Instruction 1: Please copy out, word for word, the part of the records that runs from their very first line through the line containing "Polygon shape [149,218,205,263]", including both of those lines.

□ □ □ □

By using thekatrinaruthshow.com, you consent to our use of cookies.

Success Mindset

I JUST WANNA REMIND YOU, YOUR SOUL ALREADY REMEMBERS WHAT TO DO

I just wanna remind you, that whatever problem it is you’re trying to figure out, you think you don’t know, you have no clue, it’s scary, and HOW –

Your soul already remembers.

It’s been in you the whole time.

You were literally BORN with it already deeply imprinted and waiting, for this moment.

I just wanna tell you, that when they tell you –

How to play life
How to play business
How to play money
How to play love

“Here is how we DO!”, they say, and “here is how you MUST”, and “this is how it IS” –

And you feel –

Your heart sinking …

Your soul shrinking …

Your shoulders slump a little, because it feels so HEAVY, and do I really HAVE to?

– that actually, no

You do not fucking have to
Do anything

I was thinking of a problem just now …

(although, of course, nothing is ever a problem, and I remember THAT…!)

I audio’d and asked somebody for help …

I don’t know what to do, I feel stuck, I feel a little scared, I feel confronted, and I also feel PISSED, to be perfectly honest.

I’ve actually been allowing this thing to hang over me for some months now, is the truth of the matter! Which is kinda embarrassing to say, since I am ALL about that ‘take aligned action RIGHT AFUCKINGWAY, no matter how uncomfortable’.

In this particular conversation, even as I write this, I still feel like BUT I DON’T KNOW!

I don’t know!

One day my soul says this, another day it says that!

And so I remain, going around and around in circles, stuck and unsure, QUESTIONING my own judgement or ability to tune in.

□ □ □ □

Instruction 2: Continue the success mindset piece, starting right after its final sentence.

Entries:
□ □ □ □

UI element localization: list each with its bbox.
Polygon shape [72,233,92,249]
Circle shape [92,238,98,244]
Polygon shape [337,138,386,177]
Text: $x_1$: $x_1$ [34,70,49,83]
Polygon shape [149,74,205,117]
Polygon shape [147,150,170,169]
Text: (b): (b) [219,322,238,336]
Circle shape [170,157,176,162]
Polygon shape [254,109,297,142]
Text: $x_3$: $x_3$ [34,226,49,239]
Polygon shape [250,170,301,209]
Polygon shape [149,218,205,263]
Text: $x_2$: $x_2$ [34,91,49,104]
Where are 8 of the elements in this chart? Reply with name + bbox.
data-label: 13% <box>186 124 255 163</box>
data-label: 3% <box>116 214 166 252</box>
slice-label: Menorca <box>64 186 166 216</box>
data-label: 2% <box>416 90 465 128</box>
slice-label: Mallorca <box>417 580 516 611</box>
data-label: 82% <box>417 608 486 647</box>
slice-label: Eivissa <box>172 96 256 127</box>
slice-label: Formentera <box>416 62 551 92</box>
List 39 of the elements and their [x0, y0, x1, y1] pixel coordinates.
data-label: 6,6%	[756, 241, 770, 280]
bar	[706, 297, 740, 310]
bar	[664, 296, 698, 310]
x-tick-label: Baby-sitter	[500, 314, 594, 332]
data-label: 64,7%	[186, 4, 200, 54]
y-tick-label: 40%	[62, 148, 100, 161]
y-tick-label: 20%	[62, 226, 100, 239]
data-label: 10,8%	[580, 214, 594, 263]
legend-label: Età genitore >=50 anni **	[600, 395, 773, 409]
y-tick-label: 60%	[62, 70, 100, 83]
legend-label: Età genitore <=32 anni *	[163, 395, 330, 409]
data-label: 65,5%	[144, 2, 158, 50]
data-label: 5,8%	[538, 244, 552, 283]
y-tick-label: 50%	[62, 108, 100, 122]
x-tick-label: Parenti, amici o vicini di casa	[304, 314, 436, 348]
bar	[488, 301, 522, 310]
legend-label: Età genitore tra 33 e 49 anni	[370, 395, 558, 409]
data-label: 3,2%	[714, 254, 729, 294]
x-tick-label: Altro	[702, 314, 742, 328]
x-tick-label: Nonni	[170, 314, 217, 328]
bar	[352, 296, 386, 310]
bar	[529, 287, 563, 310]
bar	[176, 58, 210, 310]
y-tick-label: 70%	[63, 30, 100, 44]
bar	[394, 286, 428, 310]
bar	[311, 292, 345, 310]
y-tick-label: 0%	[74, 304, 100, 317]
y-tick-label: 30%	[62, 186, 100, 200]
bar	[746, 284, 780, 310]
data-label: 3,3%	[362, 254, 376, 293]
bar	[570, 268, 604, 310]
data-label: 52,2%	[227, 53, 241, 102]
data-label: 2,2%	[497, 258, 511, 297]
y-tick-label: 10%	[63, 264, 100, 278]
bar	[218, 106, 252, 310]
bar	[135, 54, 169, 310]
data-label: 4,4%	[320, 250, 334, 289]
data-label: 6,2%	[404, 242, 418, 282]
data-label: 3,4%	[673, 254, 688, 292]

□ □ □ □

Exercise output 1:
UI element localization: list each with its bbox.
Polygon shape [72,233,92,249]
Circle shape [92,238,98,244]
Polygon shape [337,138,386,177]
Text: $x_1$: $x_1$ [34,70,49,83]
Polygon shape [149,74,205,117]
Polygon shape [147,150,170,169]
Text: (b): (b) [219,322,238,336]
Circle shape [170,157,176,162]
Polygon shape [254,109,297,142]
Text: $x_3$: $x_3$ [34,226,49,239]
Polygon shape [250,170,301,209]
Polygon shape [149,218,205,263]

Exercise output 2:
But here is what I know for sure about THAT –

You always know
You always know
You always know

Your soul REMEMBERS, and you always know

I KNOW fully that I DO KNOW THE ANSWER for this uncomfortable situation I’ve chosen in to my life, chosen, always, of course, to grow.

Of course I know.

That’s how it IS, and how it’s always BEEN, in all things.

So, why do I feel that I don’t know?

Ego
Self-doubt
Pride
Fear of judgement, fear of other people’s perception of me
Fear of not being good enough
Underlying belief that maybe I’m NOT good enough
And definitely, a need to prove myself (ergo, ego)

These things and no doubt other fabulous emotional and energetic things, all mixed together in some kind of Thermomix blender within my soul –

And I feel it churn and churn and churn, and the uncertainty or mild irritation or annoyance or fear rises in my throat, and so what I HAVE been doing, is pushing it aside –

Easier to not think about, then deal with

Here’s something I’ve learned, about not dealing with yo SHIT:

The same God damn lesson will just keep on circling back around to bite you in the ass!

“Saying, hey – hey again! Good to see ya! Sooooo … y’know that lesson you refused to learn last time, you know about the thing? And the woman? Who did the thing? And how you then avoided it and flaked out and didn’t wanna listen and so you didn’t DO any fucking thing?? Yeah … that. Just gon’ serve it on back to you baby!”

I always laugh a little bit, I guess in a slightly sad but also compassionate of myself way, when people ask why I didn’t leave such a deeply unhappy marriage sooner, especially given I was repeating the pattern of my marriage before that, anyhow –

People wonder why I would have STAYED.

And I say to them, with a smile and a shrug –

“Well. I guess I just really needed to learn that lesson!

And eventually, I learned”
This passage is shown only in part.